▶ _DIRECTIONS_
(a) Answer these from the essay below on daily walks with Mud, one answer per line, marked like the questions:
(i) About how far did the writer drive to get to Lake of the Isles?
(ii) What destination was chosen for walks from the farm, and how long was the round trip?
(iii) What made the first attempt at a daily walk in Maine a drag?
(b) Translate this sentence from the essay on daily walks with Mud into Spanish: "But manual labor is not the same as walking."
(c) Carry on the essay about daily walks with Mud from the point where it stops, keeping its first-person voice.

The importance of Mud walks

When I lived in Minneapolis, I walked almost every day with my dog, usually at my favorite lake, Lake of the Isles. I'd hop in the car and drive about 5 miles to get there and walk the three mile periphery. Winter did not stop us, and while it required dog boots for Louie Louie the fox terrier due to the salt, we loved our winter walks probably more than the summer ones. When I moved to Portland, Louie was very old and had a heart issue and I was told not to walk him anymore, and sans canine, my walks never tok off at my new home. Once at the farm, I rarely walked, even though I tried, but it felt odd walking the country roads. I realized it was important for me to have a destination to walk to. So I chose the pioneer Pike Cemetery which was about a 2 mile round trip. Mud and Huck and I would go, or I'd ride Boone up there.

But I never got back into my daily walk. And of course, I had lots of manual labor to attend to. But manual labor is not the same as walking.

Once in Maine, I really wanted to set a new precedent with a daily walk and Mud and I started, but the busy main road was such a drag, and I fell of the wagon, again.

But now more settled, I have been getting up early to walk with Mud. I now have a better feeling for the front road and have acquired skills I always had but forgot, to block out negative aspects of the traffic. It is also much quieter once the summer crowd leaves. I also have two properties where I've been given permission to ride and walk on, and I have a little loop I can do that feels like I have a destination to walk to, and keeps me off the road.

▶ _RECORD LIST_
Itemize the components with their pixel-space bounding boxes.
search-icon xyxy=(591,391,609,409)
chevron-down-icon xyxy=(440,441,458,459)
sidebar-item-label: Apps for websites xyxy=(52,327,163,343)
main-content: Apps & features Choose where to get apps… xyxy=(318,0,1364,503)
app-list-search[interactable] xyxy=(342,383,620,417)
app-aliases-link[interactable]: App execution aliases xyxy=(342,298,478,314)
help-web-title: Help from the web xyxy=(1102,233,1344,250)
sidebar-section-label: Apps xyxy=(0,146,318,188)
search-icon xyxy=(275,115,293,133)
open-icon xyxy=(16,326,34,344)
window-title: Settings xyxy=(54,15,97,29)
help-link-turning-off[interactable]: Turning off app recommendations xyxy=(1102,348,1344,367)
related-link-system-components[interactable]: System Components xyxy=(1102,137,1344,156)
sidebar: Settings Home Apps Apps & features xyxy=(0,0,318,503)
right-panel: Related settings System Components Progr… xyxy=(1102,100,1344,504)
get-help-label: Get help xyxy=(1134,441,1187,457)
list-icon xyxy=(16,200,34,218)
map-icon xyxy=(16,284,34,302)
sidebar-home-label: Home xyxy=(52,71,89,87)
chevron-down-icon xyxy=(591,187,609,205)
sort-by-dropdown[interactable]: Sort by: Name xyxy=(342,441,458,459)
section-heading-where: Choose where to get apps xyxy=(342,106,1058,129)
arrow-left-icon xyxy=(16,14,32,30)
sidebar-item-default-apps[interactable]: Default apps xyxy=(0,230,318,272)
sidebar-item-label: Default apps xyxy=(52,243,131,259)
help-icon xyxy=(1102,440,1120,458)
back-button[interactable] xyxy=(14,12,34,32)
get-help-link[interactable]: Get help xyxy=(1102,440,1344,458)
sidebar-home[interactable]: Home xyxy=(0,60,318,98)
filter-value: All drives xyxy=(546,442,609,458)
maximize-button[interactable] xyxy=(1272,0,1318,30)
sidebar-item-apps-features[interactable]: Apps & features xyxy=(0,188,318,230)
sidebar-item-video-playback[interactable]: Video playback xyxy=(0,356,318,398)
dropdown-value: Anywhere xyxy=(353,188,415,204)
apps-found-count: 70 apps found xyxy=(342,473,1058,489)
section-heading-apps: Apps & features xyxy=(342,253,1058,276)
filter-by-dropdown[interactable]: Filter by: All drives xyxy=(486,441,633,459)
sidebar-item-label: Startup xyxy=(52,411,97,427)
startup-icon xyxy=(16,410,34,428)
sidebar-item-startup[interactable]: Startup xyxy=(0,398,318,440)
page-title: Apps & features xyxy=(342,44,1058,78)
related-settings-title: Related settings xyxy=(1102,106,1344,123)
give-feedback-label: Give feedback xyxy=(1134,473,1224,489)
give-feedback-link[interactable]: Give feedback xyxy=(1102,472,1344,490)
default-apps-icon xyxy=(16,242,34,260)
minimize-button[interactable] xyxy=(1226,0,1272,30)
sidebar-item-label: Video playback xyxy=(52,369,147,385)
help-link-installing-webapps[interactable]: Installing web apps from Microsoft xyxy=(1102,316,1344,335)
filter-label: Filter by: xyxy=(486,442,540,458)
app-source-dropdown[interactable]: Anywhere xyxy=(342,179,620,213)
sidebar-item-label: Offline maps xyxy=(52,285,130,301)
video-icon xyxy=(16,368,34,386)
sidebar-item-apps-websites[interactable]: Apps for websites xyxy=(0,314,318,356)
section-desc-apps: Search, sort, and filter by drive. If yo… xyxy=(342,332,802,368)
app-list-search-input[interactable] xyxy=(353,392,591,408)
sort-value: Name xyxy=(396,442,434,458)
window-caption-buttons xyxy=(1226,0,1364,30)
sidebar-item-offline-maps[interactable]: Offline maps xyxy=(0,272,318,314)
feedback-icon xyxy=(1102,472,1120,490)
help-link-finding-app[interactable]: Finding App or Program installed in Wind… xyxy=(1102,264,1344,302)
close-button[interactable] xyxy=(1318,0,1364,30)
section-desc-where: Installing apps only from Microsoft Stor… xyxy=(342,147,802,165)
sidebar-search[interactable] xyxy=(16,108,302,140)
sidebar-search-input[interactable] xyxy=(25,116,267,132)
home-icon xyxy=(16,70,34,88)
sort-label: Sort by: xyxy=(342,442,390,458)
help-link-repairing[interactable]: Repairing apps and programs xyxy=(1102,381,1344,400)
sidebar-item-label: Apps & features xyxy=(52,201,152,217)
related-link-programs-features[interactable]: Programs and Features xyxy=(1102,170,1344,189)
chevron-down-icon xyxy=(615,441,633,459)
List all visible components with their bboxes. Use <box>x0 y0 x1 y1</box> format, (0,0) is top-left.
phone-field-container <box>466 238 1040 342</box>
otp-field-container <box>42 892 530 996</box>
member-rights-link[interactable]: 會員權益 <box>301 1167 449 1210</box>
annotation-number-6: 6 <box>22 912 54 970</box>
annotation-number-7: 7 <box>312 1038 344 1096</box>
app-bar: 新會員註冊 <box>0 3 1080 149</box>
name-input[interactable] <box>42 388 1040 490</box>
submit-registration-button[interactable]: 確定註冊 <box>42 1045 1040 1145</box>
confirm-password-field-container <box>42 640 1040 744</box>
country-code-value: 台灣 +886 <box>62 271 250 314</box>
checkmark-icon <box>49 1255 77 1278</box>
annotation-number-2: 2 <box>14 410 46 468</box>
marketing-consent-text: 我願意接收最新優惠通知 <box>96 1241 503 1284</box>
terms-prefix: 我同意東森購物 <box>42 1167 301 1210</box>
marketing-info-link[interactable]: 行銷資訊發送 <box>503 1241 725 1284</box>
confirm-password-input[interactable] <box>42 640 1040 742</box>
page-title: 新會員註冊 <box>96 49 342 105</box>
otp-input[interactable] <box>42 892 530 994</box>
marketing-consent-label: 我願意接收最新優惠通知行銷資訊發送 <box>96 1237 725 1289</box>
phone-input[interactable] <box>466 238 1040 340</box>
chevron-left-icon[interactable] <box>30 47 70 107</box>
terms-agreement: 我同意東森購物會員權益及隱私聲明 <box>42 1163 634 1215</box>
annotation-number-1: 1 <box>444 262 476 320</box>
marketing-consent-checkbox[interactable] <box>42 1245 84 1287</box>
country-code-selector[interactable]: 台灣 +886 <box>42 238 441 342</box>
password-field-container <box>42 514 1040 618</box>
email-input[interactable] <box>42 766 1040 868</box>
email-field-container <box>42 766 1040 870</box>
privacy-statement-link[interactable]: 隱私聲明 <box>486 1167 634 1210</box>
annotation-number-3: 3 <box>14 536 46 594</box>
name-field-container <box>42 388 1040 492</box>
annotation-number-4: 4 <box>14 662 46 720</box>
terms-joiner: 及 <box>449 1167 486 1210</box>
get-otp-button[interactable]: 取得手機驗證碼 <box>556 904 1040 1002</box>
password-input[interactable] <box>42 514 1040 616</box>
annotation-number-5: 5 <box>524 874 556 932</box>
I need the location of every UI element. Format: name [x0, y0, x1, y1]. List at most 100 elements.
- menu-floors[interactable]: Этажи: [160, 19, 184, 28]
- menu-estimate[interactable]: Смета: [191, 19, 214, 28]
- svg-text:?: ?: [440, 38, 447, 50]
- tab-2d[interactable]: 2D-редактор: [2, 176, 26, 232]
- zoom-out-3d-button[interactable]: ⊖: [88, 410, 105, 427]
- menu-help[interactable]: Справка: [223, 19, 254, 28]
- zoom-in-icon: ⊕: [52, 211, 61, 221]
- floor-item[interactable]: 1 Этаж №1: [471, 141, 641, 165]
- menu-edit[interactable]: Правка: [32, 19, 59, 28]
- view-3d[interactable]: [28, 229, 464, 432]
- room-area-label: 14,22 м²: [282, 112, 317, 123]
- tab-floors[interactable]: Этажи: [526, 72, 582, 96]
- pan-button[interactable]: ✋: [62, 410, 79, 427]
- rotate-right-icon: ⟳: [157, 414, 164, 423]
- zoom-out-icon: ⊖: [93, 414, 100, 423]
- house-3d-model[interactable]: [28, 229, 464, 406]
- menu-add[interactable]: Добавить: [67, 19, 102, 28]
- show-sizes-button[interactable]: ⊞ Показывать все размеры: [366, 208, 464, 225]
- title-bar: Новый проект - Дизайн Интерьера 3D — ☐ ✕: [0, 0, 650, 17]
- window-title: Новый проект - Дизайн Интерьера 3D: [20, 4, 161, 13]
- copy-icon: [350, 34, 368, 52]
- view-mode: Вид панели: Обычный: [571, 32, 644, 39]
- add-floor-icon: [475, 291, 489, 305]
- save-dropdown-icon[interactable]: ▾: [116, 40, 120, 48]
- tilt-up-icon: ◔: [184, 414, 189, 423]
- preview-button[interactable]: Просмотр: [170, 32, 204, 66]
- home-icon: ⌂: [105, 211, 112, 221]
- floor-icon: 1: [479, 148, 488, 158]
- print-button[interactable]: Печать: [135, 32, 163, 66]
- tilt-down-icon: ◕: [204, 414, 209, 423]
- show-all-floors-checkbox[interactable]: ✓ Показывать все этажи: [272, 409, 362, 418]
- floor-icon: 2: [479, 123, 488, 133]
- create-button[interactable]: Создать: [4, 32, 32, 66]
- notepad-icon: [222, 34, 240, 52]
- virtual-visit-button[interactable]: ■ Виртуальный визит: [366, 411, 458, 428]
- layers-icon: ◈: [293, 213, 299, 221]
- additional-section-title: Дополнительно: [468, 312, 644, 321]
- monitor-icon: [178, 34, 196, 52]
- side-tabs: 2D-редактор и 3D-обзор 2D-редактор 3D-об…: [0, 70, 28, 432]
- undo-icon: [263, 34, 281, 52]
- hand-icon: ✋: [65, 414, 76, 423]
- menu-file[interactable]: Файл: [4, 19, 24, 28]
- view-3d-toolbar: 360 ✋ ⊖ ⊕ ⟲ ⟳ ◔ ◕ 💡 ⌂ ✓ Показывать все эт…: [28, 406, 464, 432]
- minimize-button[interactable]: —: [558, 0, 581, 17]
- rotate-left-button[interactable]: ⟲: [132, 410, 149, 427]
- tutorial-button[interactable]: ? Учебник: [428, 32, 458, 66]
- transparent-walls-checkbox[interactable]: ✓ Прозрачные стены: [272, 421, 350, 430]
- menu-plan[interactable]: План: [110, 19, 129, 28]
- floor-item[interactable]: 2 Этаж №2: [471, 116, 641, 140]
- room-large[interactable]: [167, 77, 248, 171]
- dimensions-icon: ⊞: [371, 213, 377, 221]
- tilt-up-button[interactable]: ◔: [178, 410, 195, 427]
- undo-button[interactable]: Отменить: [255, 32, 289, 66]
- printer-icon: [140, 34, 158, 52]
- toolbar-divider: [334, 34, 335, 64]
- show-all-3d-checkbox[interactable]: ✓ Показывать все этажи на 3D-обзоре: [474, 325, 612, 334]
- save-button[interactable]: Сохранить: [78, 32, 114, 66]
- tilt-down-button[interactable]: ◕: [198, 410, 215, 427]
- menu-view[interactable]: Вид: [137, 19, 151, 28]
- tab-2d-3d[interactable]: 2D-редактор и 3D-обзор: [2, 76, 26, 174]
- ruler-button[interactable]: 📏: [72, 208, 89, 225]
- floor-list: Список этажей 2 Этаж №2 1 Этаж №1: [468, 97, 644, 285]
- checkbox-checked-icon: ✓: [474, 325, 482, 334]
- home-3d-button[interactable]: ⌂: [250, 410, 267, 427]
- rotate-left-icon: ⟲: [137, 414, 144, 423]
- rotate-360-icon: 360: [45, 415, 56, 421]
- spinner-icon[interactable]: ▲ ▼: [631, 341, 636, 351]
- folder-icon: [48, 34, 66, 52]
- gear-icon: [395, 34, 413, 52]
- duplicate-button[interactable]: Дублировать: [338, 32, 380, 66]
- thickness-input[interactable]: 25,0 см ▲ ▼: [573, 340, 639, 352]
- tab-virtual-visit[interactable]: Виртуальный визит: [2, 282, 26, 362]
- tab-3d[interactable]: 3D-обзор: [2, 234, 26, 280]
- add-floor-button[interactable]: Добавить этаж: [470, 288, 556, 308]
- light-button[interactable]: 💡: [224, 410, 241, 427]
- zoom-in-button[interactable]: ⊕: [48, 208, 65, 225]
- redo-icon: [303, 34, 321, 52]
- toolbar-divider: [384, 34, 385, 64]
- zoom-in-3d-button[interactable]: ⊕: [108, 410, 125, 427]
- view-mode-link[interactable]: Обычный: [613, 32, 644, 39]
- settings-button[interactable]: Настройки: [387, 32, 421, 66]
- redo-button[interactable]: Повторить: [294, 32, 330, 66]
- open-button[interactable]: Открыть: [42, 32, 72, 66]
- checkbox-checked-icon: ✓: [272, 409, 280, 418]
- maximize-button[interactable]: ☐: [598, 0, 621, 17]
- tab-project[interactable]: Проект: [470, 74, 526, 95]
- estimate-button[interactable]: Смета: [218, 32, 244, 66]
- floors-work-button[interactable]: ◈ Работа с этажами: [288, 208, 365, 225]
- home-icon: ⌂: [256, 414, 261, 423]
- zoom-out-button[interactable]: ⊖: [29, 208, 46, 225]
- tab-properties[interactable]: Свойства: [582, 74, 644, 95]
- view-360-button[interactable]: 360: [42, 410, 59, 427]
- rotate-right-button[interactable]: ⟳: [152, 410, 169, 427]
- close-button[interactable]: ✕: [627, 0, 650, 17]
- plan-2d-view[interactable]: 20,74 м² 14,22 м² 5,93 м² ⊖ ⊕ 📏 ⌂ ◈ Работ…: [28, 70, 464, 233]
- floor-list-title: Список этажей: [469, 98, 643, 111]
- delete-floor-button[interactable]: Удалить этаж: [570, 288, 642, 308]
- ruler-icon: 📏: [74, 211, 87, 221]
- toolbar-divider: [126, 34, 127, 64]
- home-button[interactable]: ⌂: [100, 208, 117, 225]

▶ _SET OF ANSWERS_
(a)
(i) About 5 miles.
(ii) The pioneer Pike Cemetery, about a 2 mile round trip.
(iii) The busy main road.

(b) Pero el trabajo manual no es lo mismo que caminar.

(c)
I love my walks, and I love getting up early again, and going to bed super early. I also love my bed, and I do a lot of thinking there in the first waking moments. I thought I was wasting time going to bed before nine o'clock many nights, but now, I realize it is simply what my body and mind want and need right now-early to bed, early to rise.

I took this photo of Mud as we sat for a spell down by the cove, the tide was out and on this day there were no clammers, but usually there are right into winter. I am still learning the land here, the tides and all things Atlantic ocean. Yesterday was very chilly, about 25 and really strong gusts. I am still a huge admirer of the wind here from the ocean. It is much different than the wind that blew from the coastal range in Oregon.

I also love that when I wake up, I see the sun rise over the cove, and that seems so...grounding, to know that the sun is rising right there over the Atlantic, right on the edge of the country. It is much different than the sun rising in Minneapolis, or Oregon. The sun is up earlier here than any other placed I've lived-it seems fitting that I too am up earlier than I ever was in my former homes-except when I was very little and I was up at 4 am ready for a new day of adventure.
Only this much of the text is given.